__What you need to do__.
Your task is to repeat all of the material exactly.

— BEGIN —

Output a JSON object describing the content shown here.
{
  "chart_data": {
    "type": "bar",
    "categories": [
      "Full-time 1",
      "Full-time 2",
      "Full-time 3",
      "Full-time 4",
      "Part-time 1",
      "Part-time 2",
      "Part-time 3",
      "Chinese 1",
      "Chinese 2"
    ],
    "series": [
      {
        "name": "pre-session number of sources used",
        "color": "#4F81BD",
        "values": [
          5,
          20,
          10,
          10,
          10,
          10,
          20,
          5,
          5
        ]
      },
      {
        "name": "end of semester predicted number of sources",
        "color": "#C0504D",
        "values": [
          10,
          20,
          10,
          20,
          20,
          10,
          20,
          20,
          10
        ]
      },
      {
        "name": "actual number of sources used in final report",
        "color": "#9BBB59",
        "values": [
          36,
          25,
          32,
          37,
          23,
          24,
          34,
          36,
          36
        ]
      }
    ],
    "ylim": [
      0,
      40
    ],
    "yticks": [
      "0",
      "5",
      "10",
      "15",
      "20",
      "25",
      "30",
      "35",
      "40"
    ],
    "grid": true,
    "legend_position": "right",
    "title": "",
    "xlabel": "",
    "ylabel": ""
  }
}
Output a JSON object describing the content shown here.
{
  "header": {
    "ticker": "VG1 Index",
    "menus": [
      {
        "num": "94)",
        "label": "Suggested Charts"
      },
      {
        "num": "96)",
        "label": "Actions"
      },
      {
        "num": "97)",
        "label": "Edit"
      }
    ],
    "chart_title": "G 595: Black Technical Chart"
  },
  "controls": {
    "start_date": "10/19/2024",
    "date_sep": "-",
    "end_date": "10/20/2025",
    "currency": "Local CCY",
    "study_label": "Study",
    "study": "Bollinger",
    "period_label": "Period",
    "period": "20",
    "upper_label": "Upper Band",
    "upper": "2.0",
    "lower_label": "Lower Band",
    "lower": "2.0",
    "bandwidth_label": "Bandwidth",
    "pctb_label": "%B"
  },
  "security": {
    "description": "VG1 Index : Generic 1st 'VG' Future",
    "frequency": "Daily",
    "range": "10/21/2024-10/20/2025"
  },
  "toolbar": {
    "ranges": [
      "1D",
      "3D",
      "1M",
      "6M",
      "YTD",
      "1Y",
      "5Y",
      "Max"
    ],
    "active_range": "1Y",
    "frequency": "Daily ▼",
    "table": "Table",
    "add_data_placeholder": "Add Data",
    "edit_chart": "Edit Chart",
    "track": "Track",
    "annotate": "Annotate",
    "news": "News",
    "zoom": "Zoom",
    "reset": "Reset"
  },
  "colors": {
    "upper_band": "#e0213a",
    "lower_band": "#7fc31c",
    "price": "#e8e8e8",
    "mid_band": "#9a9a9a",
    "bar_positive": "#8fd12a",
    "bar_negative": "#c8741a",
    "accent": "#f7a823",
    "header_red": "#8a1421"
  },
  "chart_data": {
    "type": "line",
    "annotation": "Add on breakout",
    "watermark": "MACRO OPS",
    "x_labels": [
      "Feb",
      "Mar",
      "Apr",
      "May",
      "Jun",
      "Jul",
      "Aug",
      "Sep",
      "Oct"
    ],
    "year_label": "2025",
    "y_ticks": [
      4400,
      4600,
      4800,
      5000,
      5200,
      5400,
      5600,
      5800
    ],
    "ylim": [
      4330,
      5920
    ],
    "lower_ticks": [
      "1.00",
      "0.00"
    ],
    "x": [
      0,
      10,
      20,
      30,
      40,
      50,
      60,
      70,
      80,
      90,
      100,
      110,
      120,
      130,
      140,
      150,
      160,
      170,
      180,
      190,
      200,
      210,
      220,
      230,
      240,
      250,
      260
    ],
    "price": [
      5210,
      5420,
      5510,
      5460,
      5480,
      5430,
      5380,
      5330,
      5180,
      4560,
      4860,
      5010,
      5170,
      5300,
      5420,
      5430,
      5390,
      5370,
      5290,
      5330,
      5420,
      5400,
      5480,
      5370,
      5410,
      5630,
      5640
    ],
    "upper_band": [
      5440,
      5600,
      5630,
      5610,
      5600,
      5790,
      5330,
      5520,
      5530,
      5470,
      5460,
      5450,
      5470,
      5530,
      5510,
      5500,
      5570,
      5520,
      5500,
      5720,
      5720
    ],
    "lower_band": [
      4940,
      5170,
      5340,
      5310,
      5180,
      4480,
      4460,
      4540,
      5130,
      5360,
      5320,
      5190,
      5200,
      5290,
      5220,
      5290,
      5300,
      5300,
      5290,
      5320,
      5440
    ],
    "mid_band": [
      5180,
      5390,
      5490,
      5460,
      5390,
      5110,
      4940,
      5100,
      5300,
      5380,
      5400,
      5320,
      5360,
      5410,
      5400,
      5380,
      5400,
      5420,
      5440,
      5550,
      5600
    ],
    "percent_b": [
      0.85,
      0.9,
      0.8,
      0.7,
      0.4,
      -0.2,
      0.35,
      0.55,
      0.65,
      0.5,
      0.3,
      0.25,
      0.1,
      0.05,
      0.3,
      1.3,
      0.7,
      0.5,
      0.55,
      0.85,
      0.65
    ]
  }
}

— END —

__Completed exercise__.
Output a JSON object describing the content shown here.
{
  "chart_data": {
    "type": "bar",
    "categories": [
      "Full-time 1",
      "Full-time 2",
      "Full-time 3",
      "Full-time 4",
      "Part-time 1",
      "Part-time 2",
      "Part-time 3",
      "Chinese 1",
      "Chinese 2"
    ],
    "series": [
      {
        "name": "pre-session number of sources used",
        "color": "#4F81BD",
        "values": [
          5,
          20,
          10,
          10,
          10,
          10,
          20,
          5,
          5
        ]
      },
      {
        "name": "end of semester predicted number of sources",
        "color": "#C0504D",
        "values": [
          10,
          20,
          10,
          20,
          20,
          10,
          20,
          20,
          10
        ]
      },
      {
        "name": "actual number of sources used in final report",
        "color": "#9BBB59",
        "values": [
          36,
          25,
          32,
          37,
          23,
          24,
          34,
          36,
          36
        ]
      }
    ],
    "ylim": [
      0,
      40
    ],
    "yticks": [
      "0",
      "5",
      "10",
      "15",
      "20",
      "25",
      "30",
      "35",
      "40"
    ],
    "grid": true,
    "legend_position": "right",
    "title": "",
    "xlabel": "",
    "ylabel": ""
  }
}
Output a JSON object describing the content shown here.
{
  "header": {
    "ticker": "VG1 Index",
    "menus": [
      {
        "num": "94)",
        "label": "Suggested Charts"
      },
      {
        "num": "96)",
        "label": "Actions"
      },
      {
        "num": "97)",
        "label": "Edit"
      }
    ],
    "chart_title": "G 595: Black Technical Chart"
  },
  "controls": {
    "start_date": "10/19/2024",
    "date_sep": "-",
    "end_date": "10/20/2025",
    "currency": "Local CCY",
    "study_label": "Study",
    "study": "Bollinger",
    "period_label": "Period",
    "period": "20",
    "upper_label": "Upper Band",
    "upper": "2.0",
    "lower_label": "Lower Band",
    "lower": "2.0",
    "bandwidth_label": "Bandwidth",
    "pctb_label": "%B"
  },
  "security": {
    "description": "VG1 Index : Generic 1st 'VG' Future",
    "frequency": "Daily",
    "range": "10/21/2024-10/20/2025"
  },
  "toolbar": {
    "ranges": [
      "1D",
      "3D",
      "1M",
      "6M",
      "YTD",
      "1Y",
      "5Y",
      "Max"
    ],
    "active_range": "1Y",
    "frequency": "Daily ▼",
    "table": "Table",
    "add_data_placeholder": "Add Data",
    "edit_chart": "Edit Chart",
    "track": "Track",
    "annotate": "Annotate",
    "news": "News",
    "zoom": "Zoom",
    "reset": "Reset"
  },
  "colors": {
    "upper_band": "#e0213a",
    "lower_band": "#7fc31c",
    "price": "#e8e8e8",
    "mid_band": "#9a9a9a",
    "bar_positive": "#8fd12a",
    "bar_negative": "#c8741a",
    "accent": "#f7a823",
    "header_red": "#8a1421"
  },
  "chart_data": {
    "type": "line",
    "annotation": "Add on breakout",
    "watermark": "MACRO OPS",
    "x_labels": [
      "Feb",
      "Mar",
      "Apr",
      "May",
      "Jun",
      "Jul",
      "Aug",
      "Sep",
      "Oct"
    ],
    "year_label": "2025",
    "y_ticks": [
      4400,
      4600,
      4800,
      5000,
      5200,
      5400,
      5600,
      5800
    ],
    "ylim": [
      4330,
      5920
    ],
    "lower_ticks": [
      "1.00",
      "0.00"
    ],
    "x": [
      0,
      10,
      20,
      30,
      40,
      50,
      60,
      70,
      80,
      90,
      100,
      110,
      120,
      130,
      140,
      150,
      160,
      170,
      180,
      190,
      200,
      210,
      220,
      230,
      240,
      250,
      260
    ],
    "price": [
      5210,
      5420,
      5510,
      5460,
      5480,
      5430,
      5380,
      5330,
      5180,
      4560,
      4860,
      5010,
      5170,
      5300,
      5420,
      5430,
      5390,
      5370,
      5290,
      5330,
      5420,
      5400,
      5480,
      5370,
      5410,
      5630,
      5640
    ],
    "upper_band": [
      5440,
      5600,
      5630,
      5610,
      5600,
      5790,
      5330,
      5520,
      5530,
      5470,
      5460,
      5450,
      5470,
      5530,
      5510,
      5500,
      5570,
      5520,
      5500,
      5720,
      5720
    ],
    "lower_band": [
      4940,
      5170,
      5340,
      5310,
      5180,
      4480,
      4460,
      4540,
      5130,
      5360,
      5320,
      5190,
      5200,
      5290,
      5220,
      5290,
      5300,
      5300,
      5290,
      5320,
      5440
    ],
    "mid_band": [
      5180,
      5390,
      5490,
      5460,
      5390,
      5110,
      4940,
      5100,
      5300,
      5380,
      5400,
      5320,
      5360,
      5410,
      5400,
      5380,
      5400,
      5420,
      5440,
      5550,
      5600
    ],
    "percent_b": [
      0.85,
      0.9,
      0.8,
      0.7,
      0.4,
      -0.2,
      0.35,
      0.55,
      0.65,
      0.5,
      0.3,
      0.25,
      0.1,
      0.05,
      0.3,
      1.3,
      0.7,
      0.5,
      0.55,
      0.85,
      0.65
    ]
  }
}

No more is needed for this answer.